* _Document extract_
-=-=-

The lack of interference in domestic affairs is especially appreciated by ASEAN’s more authoritarian regimes, including Myanmar, Laos and Vietnam, and has earned a measure of public appreciation since it appears to be more respectful of national sovereignty than Western donors. China has enhanced its local reputations through various goodwill investments, including outlays for national stadiums, cultural centers and friendship roads and bridges.
These projects are often very publicly announced at regional summit meetings - such as the package planned for the Pattaya summit - and used to project an image of Chinese fraternity with its developing world brethren.
Some analysts perceive China’s soft power foray with ASEAN as a struggle for dominance with the US, which for many years has been strategically linked to ASEAN. They suggest that the balance of power is starting to tilt in China’s favor, as it increasingly leverages soft power initiatives into hard power gains. Certain ASEAN nations are known to view China as a useful hedge against US and Japanese influences.

-=-=-

* _Entries_
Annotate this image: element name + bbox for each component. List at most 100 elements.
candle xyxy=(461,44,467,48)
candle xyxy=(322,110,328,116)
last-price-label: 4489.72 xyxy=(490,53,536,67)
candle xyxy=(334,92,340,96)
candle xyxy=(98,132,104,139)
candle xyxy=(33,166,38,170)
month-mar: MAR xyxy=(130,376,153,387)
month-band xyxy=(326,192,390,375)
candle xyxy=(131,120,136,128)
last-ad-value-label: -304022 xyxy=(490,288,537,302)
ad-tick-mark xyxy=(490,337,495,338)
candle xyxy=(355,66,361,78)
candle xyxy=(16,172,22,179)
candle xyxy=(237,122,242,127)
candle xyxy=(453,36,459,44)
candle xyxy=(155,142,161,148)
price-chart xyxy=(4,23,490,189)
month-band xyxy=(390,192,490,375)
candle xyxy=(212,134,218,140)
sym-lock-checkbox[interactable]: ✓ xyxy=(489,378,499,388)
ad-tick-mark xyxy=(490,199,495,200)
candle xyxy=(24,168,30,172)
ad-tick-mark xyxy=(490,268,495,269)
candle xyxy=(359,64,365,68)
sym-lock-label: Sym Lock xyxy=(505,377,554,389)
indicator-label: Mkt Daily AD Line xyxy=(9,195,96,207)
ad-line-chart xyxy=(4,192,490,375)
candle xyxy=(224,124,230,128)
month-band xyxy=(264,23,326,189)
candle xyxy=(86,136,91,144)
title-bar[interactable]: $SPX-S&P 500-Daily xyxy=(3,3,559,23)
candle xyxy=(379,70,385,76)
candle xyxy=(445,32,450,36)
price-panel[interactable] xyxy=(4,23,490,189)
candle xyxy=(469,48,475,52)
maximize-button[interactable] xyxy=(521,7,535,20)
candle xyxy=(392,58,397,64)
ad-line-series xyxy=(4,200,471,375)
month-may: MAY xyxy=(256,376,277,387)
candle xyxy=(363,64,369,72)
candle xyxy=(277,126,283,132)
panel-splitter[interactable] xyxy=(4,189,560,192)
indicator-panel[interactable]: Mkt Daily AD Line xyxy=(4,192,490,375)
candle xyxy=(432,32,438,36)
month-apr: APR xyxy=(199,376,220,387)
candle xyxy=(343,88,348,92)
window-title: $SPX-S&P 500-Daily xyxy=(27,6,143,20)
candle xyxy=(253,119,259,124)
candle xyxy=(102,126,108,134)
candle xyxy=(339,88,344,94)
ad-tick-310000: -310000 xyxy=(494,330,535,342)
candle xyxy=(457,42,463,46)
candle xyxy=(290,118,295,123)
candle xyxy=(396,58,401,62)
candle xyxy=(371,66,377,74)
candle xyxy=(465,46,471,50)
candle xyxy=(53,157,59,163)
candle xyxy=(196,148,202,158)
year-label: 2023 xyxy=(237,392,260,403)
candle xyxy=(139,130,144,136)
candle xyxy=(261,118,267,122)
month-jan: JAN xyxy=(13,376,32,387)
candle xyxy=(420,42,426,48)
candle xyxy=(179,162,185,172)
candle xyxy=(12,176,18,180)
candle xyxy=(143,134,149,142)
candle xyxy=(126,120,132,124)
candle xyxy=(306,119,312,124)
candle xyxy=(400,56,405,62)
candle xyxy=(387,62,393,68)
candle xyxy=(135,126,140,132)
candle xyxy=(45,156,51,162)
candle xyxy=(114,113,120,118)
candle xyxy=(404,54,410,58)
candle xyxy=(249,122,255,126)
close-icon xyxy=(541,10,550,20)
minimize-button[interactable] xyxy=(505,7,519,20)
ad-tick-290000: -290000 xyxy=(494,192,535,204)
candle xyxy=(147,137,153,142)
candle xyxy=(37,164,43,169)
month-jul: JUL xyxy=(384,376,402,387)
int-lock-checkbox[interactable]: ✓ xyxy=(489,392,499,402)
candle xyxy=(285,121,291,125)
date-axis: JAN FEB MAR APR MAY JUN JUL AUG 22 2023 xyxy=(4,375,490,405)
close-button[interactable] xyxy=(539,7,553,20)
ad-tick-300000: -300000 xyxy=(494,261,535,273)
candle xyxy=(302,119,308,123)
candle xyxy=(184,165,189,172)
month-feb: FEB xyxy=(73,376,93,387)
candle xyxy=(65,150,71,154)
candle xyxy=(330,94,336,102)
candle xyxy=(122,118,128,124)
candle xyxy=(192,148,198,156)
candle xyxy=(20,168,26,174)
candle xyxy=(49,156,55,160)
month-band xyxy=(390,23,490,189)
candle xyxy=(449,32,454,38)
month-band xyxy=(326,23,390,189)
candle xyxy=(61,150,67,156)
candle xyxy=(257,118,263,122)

-=-=-

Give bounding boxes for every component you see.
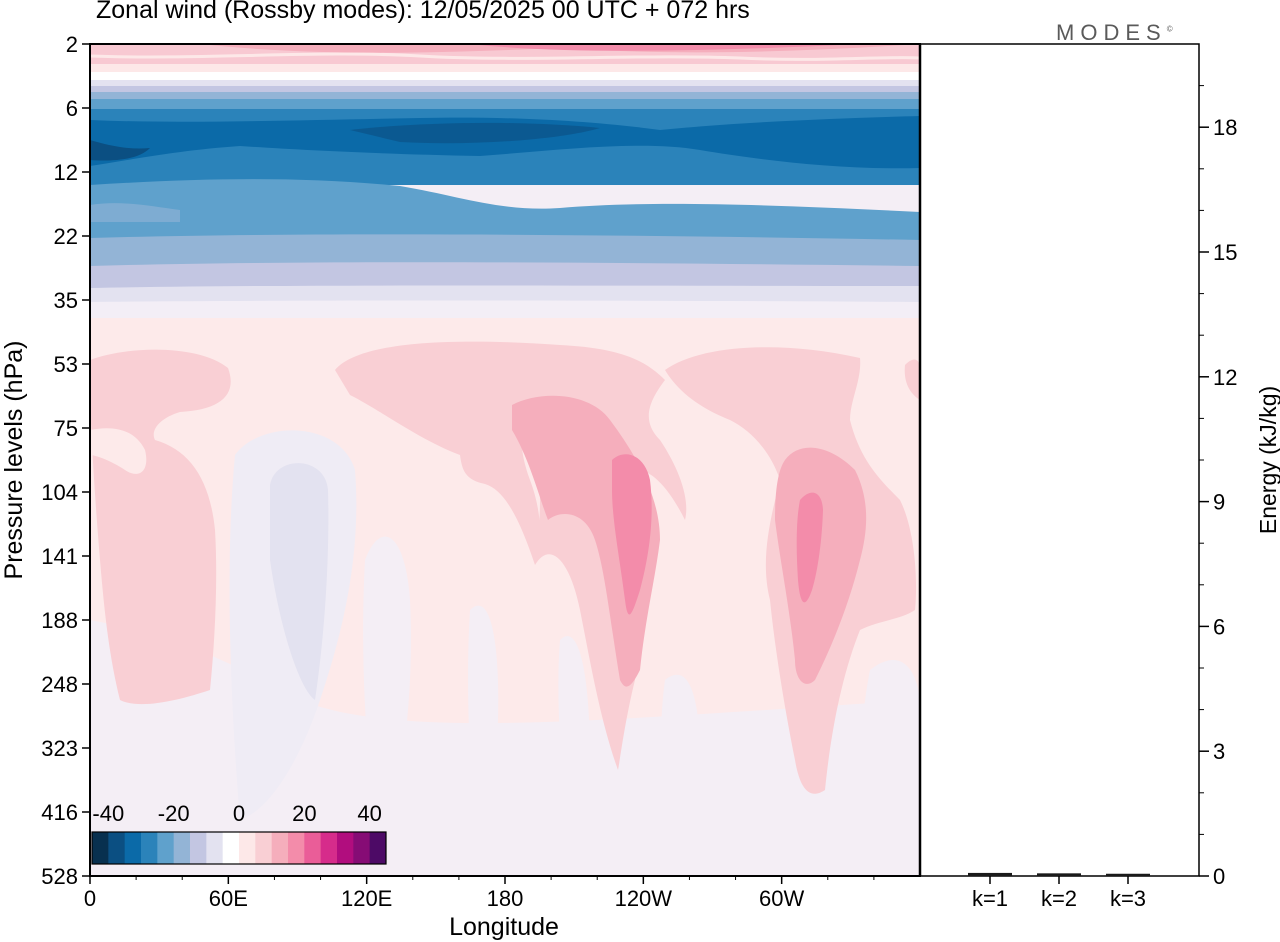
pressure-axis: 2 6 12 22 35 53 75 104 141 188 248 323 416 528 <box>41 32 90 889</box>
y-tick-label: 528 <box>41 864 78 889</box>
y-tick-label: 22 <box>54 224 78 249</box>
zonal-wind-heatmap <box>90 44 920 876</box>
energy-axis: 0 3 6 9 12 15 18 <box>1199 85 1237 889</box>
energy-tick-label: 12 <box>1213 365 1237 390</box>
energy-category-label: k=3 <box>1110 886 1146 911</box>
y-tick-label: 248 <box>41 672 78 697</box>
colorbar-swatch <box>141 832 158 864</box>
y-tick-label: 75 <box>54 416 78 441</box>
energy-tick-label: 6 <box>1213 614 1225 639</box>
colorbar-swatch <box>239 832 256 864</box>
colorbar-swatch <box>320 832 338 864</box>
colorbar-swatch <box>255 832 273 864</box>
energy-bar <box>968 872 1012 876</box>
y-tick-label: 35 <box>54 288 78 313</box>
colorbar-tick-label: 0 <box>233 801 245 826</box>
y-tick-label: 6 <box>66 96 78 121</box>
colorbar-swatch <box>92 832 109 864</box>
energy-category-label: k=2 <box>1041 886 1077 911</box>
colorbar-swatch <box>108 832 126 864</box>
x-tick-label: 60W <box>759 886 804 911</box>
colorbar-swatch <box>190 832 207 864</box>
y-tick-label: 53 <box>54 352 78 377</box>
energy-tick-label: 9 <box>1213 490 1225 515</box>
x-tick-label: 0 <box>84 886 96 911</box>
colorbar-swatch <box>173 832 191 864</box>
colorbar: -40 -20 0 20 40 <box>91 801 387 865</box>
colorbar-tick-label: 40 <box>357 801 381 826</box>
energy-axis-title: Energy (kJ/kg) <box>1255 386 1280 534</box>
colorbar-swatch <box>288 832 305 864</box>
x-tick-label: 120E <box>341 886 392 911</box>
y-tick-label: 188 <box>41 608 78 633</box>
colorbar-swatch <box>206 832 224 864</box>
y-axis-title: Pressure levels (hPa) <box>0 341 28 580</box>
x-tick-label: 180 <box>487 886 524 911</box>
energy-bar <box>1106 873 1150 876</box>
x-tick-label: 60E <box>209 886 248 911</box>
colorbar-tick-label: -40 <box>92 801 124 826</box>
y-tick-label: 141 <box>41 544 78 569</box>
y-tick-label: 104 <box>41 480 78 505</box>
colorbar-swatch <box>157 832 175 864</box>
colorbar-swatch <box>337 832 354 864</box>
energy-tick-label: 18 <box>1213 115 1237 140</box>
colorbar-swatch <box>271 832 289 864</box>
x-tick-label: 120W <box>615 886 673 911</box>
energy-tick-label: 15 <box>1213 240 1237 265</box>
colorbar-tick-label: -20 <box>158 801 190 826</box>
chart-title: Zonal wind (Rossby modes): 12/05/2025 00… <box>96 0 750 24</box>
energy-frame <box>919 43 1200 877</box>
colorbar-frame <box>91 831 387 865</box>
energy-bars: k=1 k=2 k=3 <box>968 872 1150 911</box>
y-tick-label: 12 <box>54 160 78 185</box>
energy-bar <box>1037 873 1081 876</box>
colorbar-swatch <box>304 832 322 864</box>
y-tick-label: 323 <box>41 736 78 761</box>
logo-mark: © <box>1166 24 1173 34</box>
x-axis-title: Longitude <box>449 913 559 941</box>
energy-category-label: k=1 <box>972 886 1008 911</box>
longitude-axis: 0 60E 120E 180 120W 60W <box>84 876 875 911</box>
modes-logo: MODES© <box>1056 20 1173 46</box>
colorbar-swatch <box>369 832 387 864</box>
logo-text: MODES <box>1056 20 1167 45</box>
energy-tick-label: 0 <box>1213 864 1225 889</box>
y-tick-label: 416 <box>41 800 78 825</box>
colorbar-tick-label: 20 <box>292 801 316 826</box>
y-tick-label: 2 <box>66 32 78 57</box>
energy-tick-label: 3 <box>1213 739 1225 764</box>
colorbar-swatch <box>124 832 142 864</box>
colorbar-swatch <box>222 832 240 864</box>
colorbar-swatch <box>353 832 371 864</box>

-=-=-

* _Set exercise A_
From the passage on China and ASEAN, repeat word for word the stretch that begins at the words "These projects are" and stops after "and Japanese influences.".
* _Set exercise B_
Answer these questions from the passage on China and ASEAN, one answer per line:
(i) Which ASEAN regimes are named as especially appreciating the lack of interference in domestic affairs?
(ii) At which summit was a package of projects planned?
(iii) Certain ASEAN nations see China as a useful hedge against which influences?
* _Set exercise C_
Condense the paragraph of the passage on China and ASEAN that opens "Some analysts perceive China’s soft power foray" into a short bulleted list that keeps its main facts.

* _Task response A_
These projects are often very publicly announced at regional summit meetings - such as the package planned for the Pattaya summit - and used to project an image of Chinese fraternity with its developing world brethren.
Some analysts perceive China’s soft power foray with ASEAN as a struggle for dominance with the US, which for many years has been strategically linked to ASEAN. They suggest that the balance of power is starting to tilt in China’s favor, as it increasingly leverages soft power initiatives into hard power gains. Certain ASEAN nations are known to view China as a useful hedge against US and Japanese influences.

* _Task response B_
(i) Myanmar, Laos and Vietnam
(ii) The Pattaya summit
(iii) US and Japanese influences

* _Task response C_
- Some analysts see China's soft power push in ASEAN as a contest for dominance with the US, which has long had strategic ties to ASEAN.
- They suggest the balance of power is tilting toward China as it turns soft power initiatives into hard power gains.
- Certain ASEAN nations view China as a useful hedge against US and Japanese influences.